To do >> Please determine how many lines of the material include the word "Bahnbreite", and respond with nothing but that number.

Recorded information >>
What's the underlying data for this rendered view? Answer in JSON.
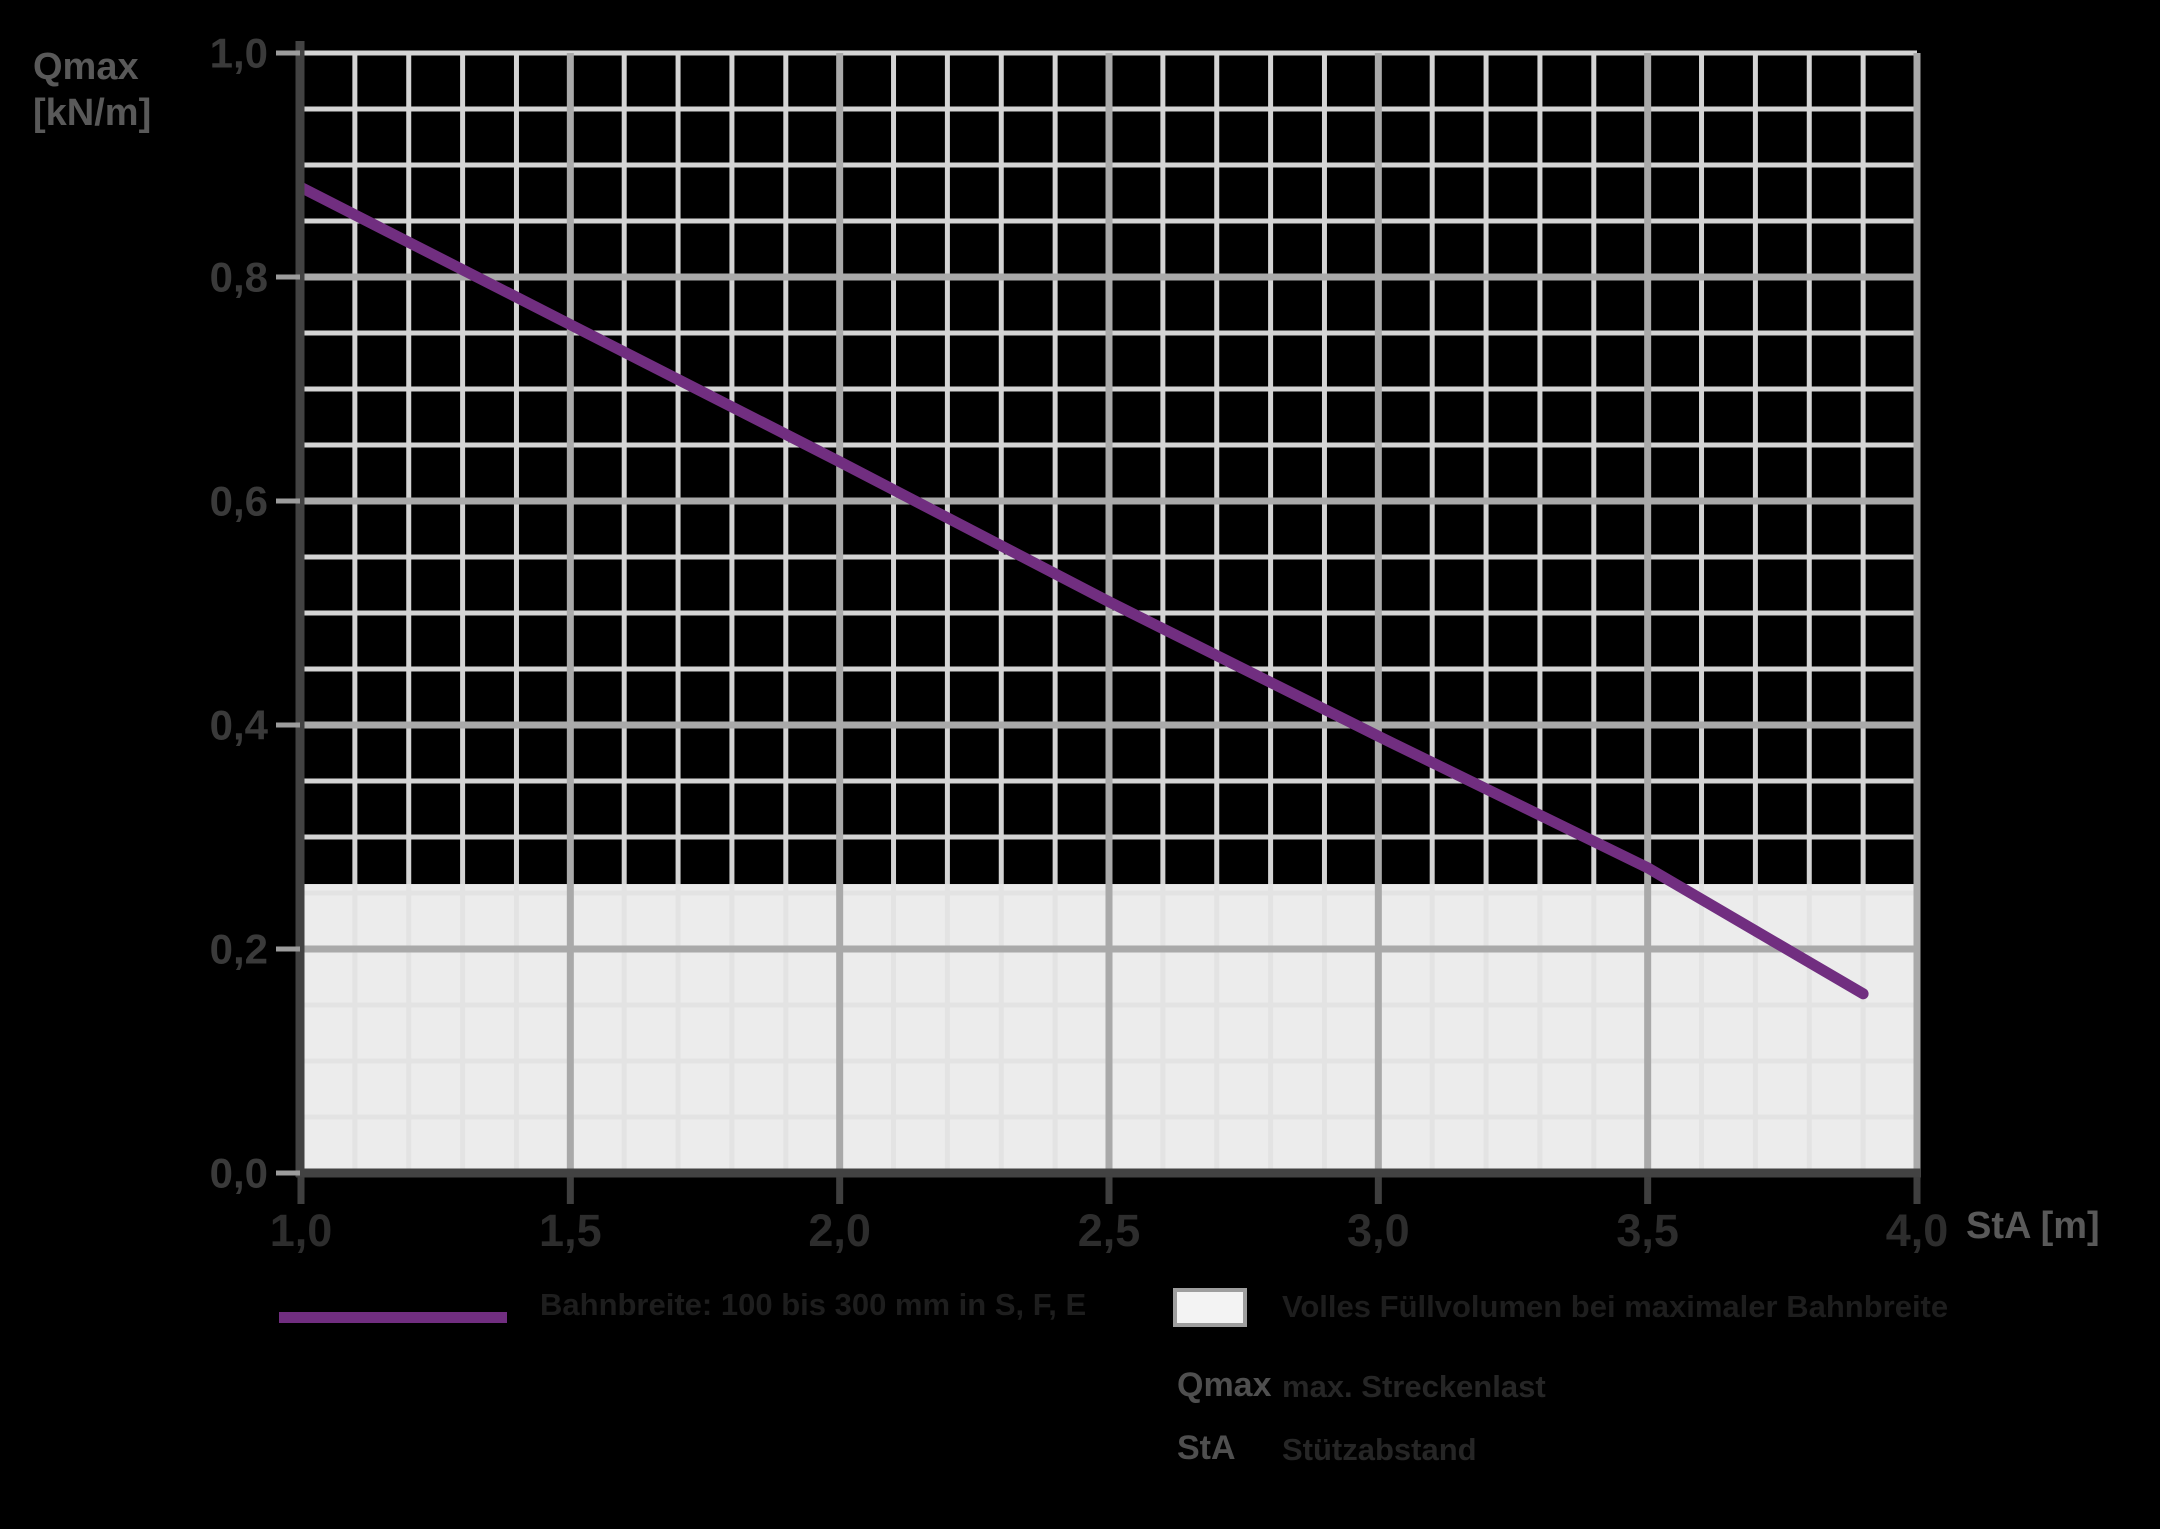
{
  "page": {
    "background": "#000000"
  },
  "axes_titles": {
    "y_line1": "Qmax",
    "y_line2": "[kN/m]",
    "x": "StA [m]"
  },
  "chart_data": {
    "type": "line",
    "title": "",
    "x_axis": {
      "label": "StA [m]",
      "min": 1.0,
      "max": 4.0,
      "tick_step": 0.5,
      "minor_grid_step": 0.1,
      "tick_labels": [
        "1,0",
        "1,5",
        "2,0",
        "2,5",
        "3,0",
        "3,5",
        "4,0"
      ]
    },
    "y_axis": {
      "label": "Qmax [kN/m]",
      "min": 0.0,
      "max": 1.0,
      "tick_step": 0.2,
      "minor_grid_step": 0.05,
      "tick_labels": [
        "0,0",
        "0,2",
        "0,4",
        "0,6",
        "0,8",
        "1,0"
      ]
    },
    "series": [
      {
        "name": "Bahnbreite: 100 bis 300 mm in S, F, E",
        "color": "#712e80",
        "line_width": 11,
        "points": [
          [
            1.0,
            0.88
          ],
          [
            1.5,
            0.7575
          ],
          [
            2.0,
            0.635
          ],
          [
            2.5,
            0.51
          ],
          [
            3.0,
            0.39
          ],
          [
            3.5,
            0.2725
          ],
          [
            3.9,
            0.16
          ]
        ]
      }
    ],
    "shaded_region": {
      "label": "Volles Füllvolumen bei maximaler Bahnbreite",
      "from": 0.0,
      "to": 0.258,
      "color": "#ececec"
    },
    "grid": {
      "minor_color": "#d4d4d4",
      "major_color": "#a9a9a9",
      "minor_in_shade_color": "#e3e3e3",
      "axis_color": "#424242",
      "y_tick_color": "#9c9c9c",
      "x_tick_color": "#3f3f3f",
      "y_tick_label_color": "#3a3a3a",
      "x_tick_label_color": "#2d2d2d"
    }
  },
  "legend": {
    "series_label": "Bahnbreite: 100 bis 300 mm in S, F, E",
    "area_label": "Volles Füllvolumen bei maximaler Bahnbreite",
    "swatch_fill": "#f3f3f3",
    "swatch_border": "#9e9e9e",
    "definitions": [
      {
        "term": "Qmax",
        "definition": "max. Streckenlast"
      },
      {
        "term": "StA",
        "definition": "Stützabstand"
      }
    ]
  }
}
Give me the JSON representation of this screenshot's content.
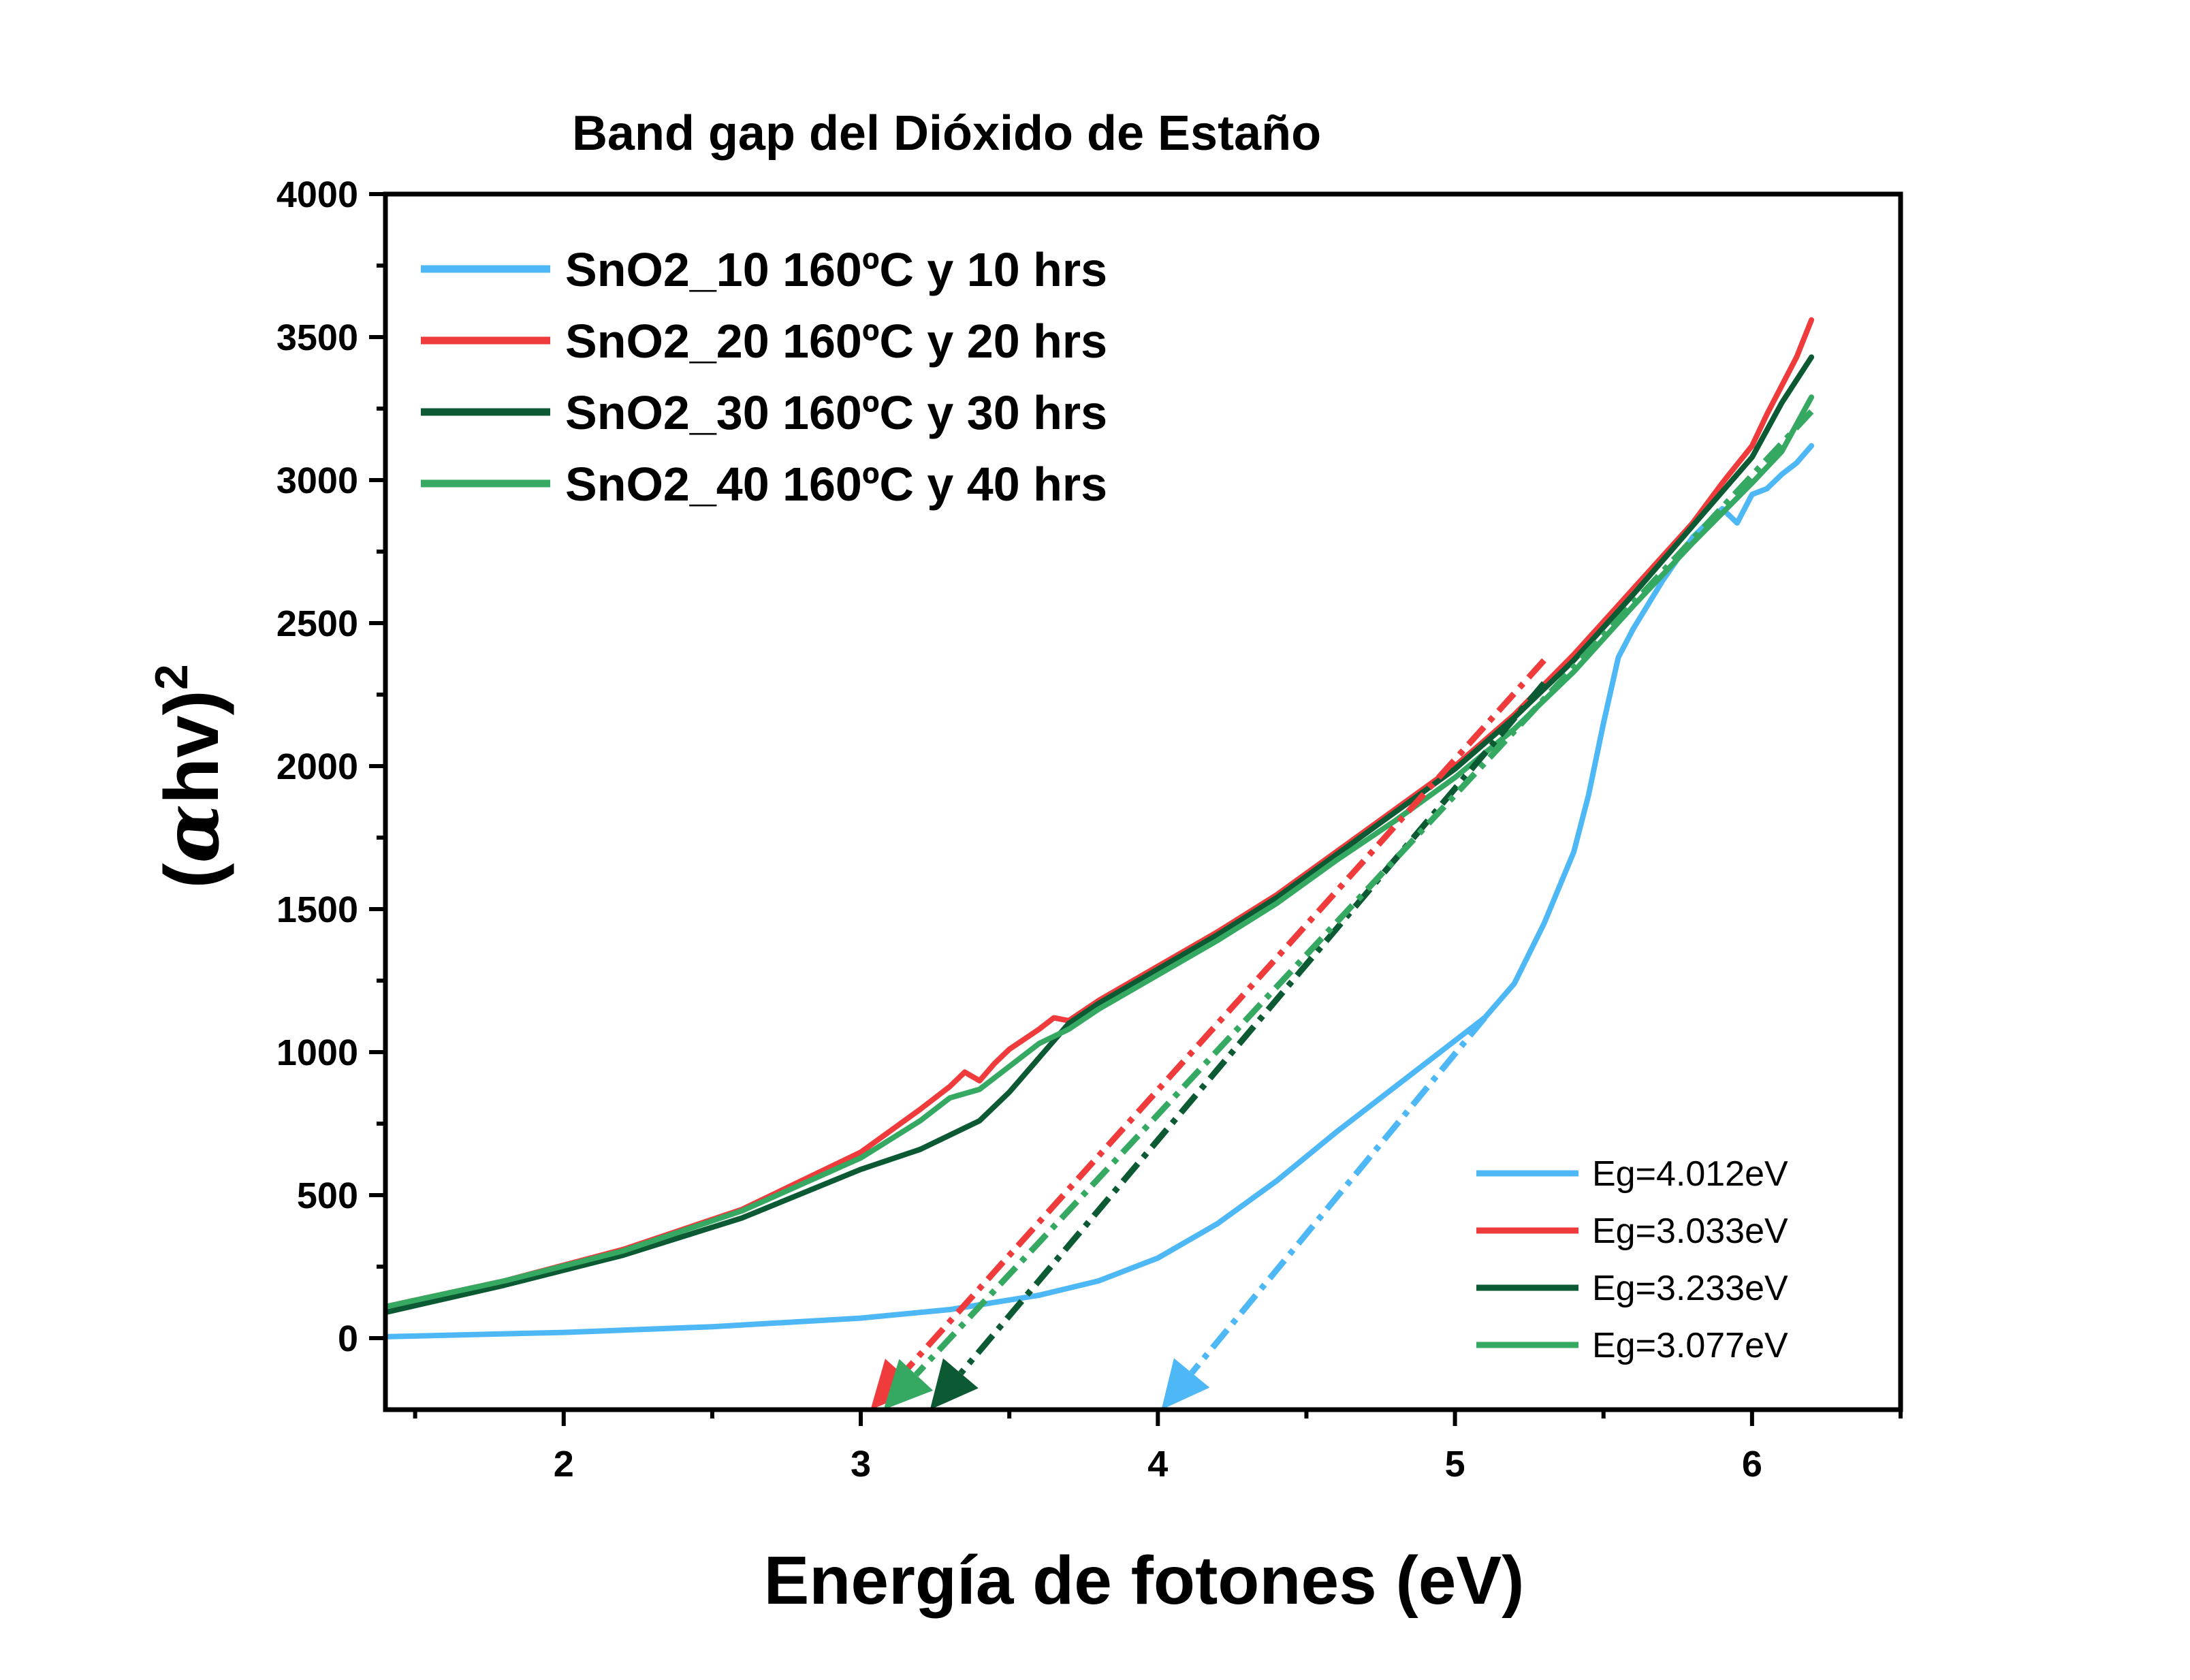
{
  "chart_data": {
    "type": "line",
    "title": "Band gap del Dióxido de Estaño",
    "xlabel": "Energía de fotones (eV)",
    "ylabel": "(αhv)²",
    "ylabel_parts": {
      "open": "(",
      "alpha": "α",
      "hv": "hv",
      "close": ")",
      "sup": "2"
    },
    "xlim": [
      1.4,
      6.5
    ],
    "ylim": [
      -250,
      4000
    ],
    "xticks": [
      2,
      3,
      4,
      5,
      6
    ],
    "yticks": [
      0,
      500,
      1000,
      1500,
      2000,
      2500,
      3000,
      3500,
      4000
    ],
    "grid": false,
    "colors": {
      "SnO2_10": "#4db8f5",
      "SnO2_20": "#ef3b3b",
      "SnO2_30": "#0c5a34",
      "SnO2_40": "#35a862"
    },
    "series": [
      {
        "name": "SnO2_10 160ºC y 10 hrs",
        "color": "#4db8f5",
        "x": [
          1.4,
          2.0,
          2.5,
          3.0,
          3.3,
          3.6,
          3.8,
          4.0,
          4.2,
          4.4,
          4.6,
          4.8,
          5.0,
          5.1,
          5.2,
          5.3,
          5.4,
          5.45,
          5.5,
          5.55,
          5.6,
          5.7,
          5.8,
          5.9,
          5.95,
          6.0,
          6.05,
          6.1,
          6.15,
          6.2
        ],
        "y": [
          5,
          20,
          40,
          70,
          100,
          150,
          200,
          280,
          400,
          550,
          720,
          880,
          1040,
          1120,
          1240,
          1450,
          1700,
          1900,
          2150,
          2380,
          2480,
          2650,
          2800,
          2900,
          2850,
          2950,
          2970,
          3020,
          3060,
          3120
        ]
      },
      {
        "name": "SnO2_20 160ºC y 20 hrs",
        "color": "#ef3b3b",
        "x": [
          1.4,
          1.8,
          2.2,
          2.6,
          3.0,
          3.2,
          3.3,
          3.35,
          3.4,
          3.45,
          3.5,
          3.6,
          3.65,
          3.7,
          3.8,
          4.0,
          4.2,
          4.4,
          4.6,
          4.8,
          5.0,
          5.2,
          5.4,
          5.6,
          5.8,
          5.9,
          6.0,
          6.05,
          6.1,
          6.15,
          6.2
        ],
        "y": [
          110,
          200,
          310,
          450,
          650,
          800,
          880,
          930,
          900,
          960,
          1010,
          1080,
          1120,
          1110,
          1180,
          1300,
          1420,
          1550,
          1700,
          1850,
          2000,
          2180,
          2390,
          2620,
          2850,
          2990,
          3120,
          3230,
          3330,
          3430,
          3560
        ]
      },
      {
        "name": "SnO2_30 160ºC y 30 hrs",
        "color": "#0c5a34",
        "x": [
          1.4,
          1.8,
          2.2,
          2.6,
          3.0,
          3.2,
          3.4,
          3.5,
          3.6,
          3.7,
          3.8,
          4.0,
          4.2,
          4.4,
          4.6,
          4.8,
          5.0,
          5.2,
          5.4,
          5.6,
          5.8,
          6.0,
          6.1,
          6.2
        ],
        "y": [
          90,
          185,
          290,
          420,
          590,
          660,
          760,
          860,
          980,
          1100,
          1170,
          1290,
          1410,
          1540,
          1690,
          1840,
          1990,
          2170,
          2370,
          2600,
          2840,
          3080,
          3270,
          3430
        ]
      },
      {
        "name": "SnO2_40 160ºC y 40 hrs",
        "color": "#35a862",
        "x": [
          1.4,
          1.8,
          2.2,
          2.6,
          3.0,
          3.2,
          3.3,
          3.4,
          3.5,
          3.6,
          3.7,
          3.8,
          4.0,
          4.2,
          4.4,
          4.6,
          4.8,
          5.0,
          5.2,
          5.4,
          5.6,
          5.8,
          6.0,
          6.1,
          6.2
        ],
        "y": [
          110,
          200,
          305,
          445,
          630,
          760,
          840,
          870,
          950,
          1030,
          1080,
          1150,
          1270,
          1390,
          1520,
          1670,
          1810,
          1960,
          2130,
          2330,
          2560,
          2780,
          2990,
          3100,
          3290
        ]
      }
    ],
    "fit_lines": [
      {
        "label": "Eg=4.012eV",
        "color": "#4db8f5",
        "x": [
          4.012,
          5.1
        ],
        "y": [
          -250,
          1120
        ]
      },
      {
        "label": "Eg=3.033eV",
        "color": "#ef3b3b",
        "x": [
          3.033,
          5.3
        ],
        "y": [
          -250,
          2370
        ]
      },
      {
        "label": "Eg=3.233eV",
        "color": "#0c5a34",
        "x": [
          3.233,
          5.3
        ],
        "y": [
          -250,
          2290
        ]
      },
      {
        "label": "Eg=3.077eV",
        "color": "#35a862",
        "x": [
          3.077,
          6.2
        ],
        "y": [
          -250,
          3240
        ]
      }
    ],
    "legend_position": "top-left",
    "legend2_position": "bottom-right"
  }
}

Solution >> 4